> **TASK**: Only a number is wanted: the count of lines in this listing that contain "content".

Collected data entries
* Start *

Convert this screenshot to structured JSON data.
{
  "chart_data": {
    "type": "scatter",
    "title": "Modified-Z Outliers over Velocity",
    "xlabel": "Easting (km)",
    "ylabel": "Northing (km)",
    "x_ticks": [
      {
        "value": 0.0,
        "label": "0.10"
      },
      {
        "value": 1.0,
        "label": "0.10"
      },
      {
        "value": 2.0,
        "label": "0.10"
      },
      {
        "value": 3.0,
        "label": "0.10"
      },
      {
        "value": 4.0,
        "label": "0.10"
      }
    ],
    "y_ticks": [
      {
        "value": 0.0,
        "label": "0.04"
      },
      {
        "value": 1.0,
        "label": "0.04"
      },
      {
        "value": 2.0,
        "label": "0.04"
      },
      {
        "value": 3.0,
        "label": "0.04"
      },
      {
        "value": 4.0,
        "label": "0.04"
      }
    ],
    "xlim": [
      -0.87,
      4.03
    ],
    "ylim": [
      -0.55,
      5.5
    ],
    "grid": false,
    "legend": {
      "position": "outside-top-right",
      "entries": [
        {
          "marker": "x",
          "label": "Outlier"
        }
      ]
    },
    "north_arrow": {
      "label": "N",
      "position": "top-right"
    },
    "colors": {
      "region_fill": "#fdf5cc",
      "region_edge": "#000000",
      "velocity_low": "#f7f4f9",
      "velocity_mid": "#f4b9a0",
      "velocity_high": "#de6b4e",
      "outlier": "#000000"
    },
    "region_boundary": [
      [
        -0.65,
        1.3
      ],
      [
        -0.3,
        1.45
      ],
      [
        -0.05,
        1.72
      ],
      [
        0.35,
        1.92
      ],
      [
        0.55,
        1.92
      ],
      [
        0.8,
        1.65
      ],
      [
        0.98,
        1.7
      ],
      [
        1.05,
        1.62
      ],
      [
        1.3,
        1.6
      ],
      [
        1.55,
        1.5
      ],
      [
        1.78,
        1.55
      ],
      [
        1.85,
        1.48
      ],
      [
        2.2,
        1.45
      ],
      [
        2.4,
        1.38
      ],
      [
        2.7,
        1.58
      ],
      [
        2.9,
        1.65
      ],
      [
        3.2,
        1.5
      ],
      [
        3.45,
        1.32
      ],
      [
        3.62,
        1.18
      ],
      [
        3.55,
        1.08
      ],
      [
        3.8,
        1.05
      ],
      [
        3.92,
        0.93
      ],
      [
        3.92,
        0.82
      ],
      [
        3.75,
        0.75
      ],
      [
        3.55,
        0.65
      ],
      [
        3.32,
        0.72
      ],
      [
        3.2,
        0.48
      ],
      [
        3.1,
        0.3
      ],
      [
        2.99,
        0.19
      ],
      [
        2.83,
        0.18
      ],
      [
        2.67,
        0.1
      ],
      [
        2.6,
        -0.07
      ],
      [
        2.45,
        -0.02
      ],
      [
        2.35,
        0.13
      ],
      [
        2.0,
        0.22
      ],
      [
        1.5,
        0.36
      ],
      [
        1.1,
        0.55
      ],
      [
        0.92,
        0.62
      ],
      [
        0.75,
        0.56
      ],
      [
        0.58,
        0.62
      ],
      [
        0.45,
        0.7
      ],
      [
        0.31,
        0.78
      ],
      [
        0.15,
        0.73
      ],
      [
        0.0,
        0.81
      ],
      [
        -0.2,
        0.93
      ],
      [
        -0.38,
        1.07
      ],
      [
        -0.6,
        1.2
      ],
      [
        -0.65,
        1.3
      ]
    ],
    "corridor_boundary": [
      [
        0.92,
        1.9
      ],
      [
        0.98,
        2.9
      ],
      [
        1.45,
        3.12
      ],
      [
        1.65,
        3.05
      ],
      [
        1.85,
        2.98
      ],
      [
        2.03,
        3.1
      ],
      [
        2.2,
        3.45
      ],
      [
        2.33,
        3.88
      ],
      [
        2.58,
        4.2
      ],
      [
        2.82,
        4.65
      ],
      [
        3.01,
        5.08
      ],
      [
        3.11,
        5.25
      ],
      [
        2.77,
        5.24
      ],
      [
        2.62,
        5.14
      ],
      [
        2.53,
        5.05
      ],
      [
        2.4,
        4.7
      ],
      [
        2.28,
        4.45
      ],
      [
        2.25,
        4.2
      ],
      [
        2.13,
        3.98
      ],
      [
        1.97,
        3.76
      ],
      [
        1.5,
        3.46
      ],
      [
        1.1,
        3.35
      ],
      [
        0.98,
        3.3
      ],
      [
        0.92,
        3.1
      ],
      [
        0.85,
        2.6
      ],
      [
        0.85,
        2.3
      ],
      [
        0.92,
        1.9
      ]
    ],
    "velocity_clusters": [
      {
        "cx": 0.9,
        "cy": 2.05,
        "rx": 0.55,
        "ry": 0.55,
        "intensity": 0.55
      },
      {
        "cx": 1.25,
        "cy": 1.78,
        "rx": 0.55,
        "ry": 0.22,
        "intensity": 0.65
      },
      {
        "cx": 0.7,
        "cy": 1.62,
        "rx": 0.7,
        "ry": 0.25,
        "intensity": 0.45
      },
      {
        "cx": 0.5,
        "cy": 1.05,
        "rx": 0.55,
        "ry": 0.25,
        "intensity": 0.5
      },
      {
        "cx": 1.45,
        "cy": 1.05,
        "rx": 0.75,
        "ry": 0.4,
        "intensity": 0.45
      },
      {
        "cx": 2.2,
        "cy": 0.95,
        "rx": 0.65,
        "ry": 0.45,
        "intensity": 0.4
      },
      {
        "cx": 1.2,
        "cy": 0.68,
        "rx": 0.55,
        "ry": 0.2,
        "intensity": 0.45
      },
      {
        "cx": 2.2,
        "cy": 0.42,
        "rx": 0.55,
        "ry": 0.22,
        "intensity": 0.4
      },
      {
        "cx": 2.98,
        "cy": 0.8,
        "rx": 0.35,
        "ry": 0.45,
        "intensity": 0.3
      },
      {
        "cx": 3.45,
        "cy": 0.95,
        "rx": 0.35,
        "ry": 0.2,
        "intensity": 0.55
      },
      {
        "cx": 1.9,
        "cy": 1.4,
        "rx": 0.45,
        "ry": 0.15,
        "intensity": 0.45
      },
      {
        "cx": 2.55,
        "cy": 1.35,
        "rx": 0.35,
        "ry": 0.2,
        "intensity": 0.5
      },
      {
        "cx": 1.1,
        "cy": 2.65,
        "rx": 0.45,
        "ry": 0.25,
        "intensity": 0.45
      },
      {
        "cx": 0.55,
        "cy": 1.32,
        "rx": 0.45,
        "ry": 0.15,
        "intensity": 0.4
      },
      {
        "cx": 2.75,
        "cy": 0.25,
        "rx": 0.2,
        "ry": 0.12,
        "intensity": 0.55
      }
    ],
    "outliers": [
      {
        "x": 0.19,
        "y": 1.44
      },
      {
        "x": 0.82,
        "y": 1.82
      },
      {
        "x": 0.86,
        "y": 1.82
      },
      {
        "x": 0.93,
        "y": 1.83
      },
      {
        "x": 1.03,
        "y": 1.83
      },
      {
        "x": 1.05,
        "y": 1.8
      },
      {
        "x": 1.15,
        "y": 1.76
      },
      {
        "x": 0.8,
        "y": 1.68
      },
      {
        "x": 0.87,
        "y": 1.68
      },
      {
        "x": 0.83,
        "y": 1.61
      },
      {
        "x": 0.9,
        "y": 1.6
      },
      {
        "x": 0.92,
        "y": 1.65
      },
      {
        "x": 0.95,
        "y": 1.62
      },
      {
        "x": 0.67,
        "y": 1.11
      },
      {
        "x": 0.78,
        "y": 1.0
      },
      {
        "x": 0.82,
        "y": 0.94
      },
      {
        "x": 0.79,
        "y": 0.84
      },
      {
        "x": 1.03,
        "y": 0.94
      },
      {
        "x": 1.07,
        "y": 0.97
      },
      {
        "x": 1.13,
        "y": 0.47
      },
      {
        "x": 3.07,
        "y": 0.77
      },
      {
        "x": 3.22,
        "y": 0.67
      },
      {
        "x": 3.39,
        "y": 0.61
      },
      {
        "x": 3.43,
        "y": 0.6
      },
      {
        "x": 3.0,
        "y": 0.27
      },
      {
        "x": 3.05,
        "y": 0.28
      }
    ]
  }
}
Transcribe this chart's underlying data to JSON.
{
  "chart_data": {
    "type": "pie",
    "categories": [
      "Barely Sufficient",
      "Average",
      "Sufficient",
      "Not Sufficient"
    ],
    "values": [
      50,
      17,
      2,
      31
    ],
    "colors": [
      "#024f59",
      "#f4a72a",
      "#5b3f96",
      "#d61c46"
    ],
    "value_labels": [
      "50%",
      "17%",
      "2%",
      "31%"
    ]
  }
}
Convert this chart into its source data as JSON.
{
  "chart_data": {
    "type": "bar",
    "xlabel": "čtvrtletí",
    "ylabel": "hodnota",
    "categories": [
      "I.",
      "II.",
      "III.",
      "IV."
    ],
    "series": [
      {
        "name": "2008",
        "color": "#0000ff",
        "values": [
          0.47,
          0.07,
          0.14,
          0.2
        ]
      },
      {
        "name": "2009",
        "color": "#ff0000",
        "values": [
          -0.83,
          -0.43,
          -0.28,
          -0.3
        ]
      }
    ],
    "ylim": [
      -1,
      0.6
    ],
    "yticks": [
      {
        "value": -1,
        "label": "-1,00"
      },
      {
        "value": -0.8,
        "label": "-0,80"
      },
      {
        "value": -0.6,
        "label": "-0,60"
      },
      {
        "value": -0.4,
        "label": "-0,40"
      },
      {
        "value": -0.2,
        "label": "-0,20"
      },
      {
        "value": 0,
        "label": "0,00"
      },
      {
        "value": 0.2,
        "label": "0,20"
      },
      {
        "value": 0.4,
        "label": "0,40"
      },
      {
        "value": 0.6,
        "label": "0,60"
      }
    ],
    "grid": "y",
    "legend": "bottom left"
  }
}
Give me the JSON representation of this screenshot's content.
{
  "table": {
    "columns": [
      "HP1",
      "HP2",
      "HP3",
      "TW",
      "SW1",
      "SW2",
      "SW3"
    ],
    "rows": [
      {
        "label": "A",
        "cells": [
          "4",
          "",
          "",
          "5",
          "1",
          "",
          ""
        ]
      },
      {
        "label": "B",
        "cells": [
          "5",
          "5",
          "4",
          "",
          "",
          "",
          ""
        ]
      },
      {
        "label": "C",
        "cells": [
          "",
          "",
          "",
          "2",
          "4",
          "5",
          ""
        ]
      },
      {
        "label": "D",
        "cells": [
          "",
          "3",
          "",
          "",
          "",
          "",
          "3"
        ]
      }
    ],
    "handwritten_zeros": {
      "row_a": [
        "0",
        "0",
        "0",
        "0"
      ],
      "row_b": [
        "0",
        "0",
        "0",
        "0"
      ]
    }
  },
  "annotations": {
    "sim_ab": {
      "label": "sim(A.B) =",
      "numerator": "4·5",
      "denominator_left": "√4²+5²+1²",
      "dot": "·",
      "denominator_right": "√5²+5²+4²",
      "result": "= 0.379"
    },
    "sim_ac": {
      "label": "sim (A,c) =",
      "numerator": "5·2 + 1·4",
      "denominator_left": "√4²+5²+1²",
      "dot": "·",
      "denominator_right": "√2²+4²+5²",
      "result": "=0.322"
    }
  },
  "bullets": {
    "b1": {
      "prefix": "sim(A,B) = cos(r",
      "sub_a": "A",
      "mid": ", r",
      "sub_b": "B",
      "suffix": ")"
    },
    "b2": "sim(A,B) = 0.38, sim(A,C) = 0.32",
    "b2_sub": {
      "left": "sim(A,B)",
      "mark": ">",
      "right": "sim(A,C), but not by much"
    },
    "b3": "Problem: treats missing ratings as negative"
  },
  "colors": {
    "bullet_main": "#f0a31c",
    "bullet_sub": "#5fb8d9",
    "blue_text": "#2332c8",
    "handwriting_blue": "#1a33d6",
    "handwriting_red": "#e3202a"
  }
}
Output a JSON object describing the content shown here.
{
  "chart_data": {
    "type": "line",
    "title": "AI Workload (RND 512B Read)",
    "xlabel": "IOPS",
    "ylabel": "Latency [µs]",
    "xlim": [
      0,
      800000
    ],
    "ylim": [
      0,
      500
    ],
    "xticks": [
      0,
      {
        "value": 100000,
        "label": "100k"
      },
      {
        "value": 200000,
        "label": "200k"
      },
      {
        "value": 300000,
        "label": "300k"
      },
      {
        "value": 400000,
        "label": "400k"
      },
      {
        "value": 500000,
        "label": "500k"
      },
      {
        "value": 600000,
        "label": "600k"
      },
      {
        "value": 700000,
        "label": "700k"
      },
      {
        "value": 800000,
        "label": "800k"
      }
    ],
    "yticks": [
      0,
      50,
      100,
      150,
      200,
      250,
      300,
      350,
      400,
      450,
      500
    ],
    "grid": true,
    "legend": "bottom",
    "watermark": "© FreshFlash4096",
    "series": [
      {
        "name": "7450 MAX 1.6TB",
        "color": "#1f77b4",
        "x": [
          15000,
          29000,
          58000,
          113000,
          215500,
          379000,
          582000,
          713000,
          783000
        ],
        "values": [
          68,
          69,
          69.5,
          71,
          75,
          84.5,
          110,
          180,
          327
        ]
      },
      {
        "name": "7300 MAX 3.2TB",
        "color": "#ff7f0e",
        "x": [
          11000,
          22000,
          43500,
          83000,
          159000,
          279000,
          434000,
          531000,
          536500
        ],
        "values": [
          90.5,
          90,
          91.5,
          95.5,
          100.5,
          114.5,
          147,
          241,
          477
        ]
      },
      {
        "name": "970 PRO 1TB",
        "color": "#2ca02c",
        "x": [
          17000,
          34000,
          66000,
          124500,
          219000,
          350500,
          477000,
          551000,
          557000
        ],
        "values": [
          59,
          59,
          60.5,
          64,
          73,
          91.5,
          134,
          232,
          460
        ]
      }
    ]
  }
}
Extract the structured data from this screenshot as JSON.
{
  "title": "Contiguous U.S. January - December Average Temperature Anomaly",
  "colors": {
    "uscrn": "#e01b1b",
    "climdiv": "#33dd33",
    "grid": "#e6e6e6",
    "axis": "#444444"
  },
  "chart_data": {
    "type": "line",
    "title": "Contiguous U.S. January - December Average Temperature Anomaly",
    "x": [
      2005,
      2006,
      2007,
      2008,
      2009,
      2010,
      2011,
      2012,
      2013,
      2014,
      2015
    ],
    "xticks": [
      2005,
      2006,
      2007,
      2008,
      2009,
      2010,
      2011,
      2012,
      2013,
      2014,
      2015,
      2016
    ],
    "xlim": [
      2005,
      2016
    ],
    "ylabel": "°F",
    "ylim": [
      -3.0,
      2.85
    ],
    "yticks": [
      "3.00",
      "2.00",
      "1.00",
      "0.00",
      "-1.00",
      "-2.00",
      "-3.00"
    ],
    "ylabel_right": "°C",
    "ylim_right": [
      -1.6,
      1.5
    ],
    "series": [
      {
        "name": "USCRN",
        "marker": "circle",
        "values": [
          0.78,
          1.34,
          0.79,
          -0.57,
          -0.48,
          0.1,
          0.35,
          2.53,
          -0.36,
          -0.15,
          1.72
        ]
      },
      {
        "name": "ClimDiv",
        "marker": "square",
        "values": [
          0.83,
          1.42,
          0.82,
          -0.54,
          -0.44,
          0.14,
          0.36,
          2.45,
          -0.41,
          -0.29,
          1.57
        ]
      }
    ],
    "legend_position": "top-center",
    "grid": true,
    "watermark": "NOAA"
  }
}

* End *

> **ANSWER IN FULL**: 2